» **Requirement**: Transcribe every entry word for word. Skip the pictures.

» **Input records**:
##########

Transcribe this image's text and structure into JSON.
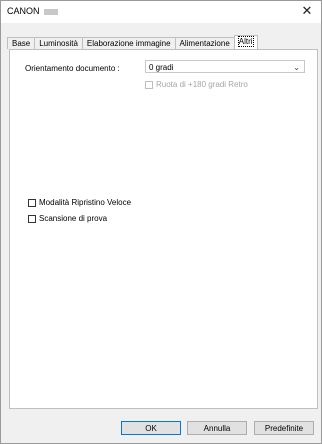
{
  "window": {
    "title": "CANON",
    "close_label": "✕"
  },
  "tabs": [
    {
      "label": "Base"
    },
    {
      "label": "Luminosità"
    },
    {
      "label": "Elaborazione immagine"
    },
    {
      "label": "Alimentazione"
    },
    {
      "label": "Altri",
      "active": true
    }
  ],
  "altri": {
    "orientation_label": "Orientamento documento :",
    "orientation_value": "0 gradi",
    "rotate_180_label": "Ruota di +180 gradi Retro",
    "rotate_180_checked": false,
    "rotate_180_disabled": true,
    "quick_restore_label": "Modalità Ripristino Veloce",
    "quick_restore_checked": false,
    "test_scan_label": "Scansione di prova",
    "test_scan_checked": false
  },
  "buttons": {
    "ok": "OK",
    "cancel": "Annulla",
    "defaults": "Predefinite"
  }
}
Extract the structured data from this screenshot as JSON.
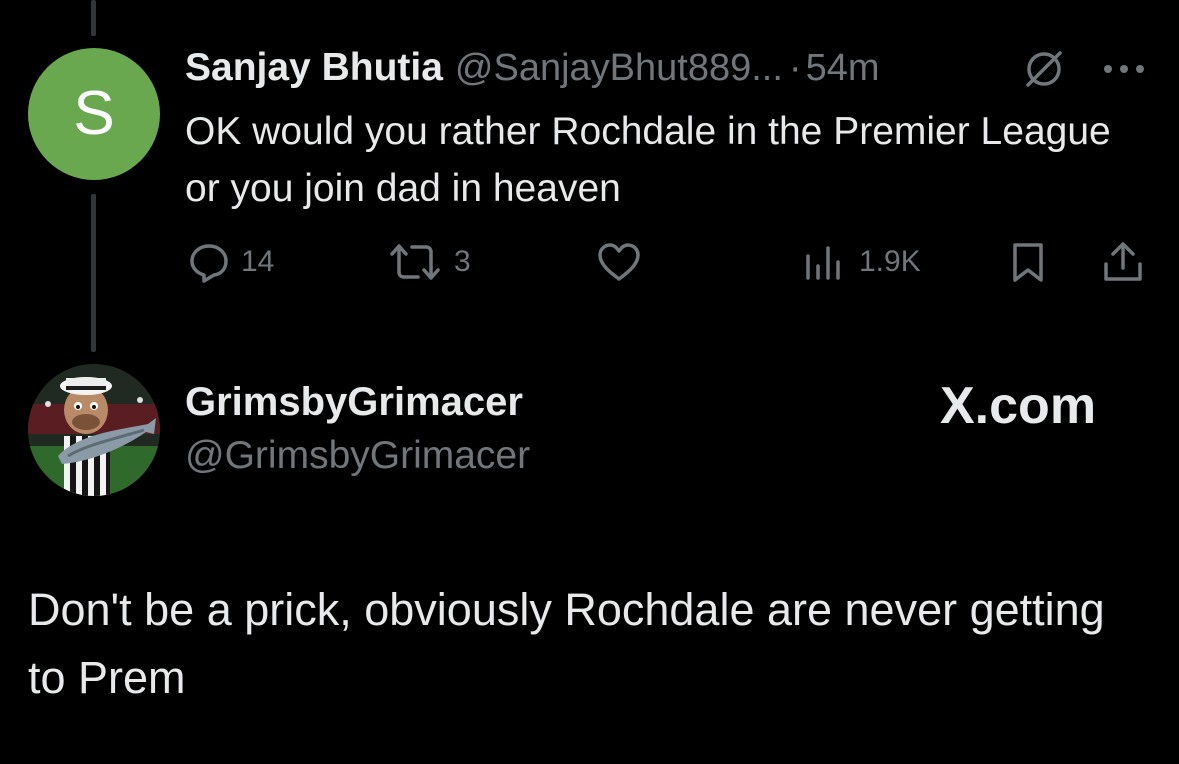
{
  "tweet": {
    "avatar_letter": "S",
    "display_name": "Sanjay Bhutia",
    "handle": "@SanjayBhut889...",
    "separator": "·",
    "time": "54m",
    "text": "OK would you rather Rochdale in the Premier League or you join dad in heaven",
    "actions": {
      "reply_count": "14",
      "retweet_count": "3",
      "views_count": "1.9K"
    },
    "icons": [
      "reply-icon",
      "retweet-icon",
      "like-icon",
      "views-icon",
      "bookmark-icon",
      "share-icon",
      "slash-icon",
      "more-icon"
    ]
  },
  "quoted": {
    "display_name": "GrimsbyGrimacer",
    "handle": "@GrimsbyGrimacer",
    "brand": "X.com",
    "text": "Don't be a prick, obviously Rochdale are never getting to Prem"
  },
  "colors": {
    "background": "#000000",
    "text_primary": "#e7e9ea",
    "text_secondary": "#71767b",
    "avatar_green": "#6aa84f",
    "thread_line": "#333639"
  }
}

##########

» **Full output**:
Transcribe this image's text and structure into JSON.
{
  "window": {
    "title": "CANON",
    "close_label": "✕"
  },
  "tabs": [
    {
      "label": "Base"
    },
    {
      "label": "Luminosità"
    },
    {
      "label": "Elaborazione immagine"
    },
    {
      "label": "Alimentazione"
    },
    {
      "label": "Altri",
      "active": true
    }
  ],
  "altri": {
    "orientation_label": "Orientamento documento :",
    "orientation_value": "0 gradi",
    "rotate_180_label": "Ruota di +180 gradi Retro",
    "rotate_180_checked": false,
    "rotate_180_disabled": true,
    "quick_restore_label": "Modalità Ripristino Veloce",
    "quick_restore_checked": false,
    "test_scan_label": "Scansione di prova",
    "test_scan_checked": false
  },
  "buttons": {
    "ok": "OK",
    "cancel": "Annulla",
    "defaults": "Predefinite"
  }
}
Extract the structured data from this screenshot as JSON.
{
  "tweet": {
    "avatar_letter": "S",
    "display_name": "Sanjay Bhutia",
    "handle": "@SanjayBhut889...",
    "separator": "·",
    "time": "54m",
    "text": "OK would you rather Rochdale in the Premier League or you join dad in heaven",
    "actions": {
      "reply_count": "14",
      "retweet_count": "3",
      "views_count": "1.9K"
    },
    "icons": [
      "reply-icon",
      "retweet-icon",
      "like-icon",
      "views-icon",
      "bookmark-icon",
      "share-icon",
      "slash-icon",
      "more-icon"
    ]
  },
  "quoted": {
    "display_name": "GrimsbyGrimacer",
    "handle": "@GrimsbyGrimacer",
    "brand": "X.com",
    "text": "Don't be a prick, obviously Rochdale are never getting to Prem"
  },
  "colors": {
    "background": "#000000",
    "text_primary": "#e7e9ea",
    "text_secondary": "#71767b",
    "avatar_green": "#6aa84f",
    "thread_line": "#333639"
  }
}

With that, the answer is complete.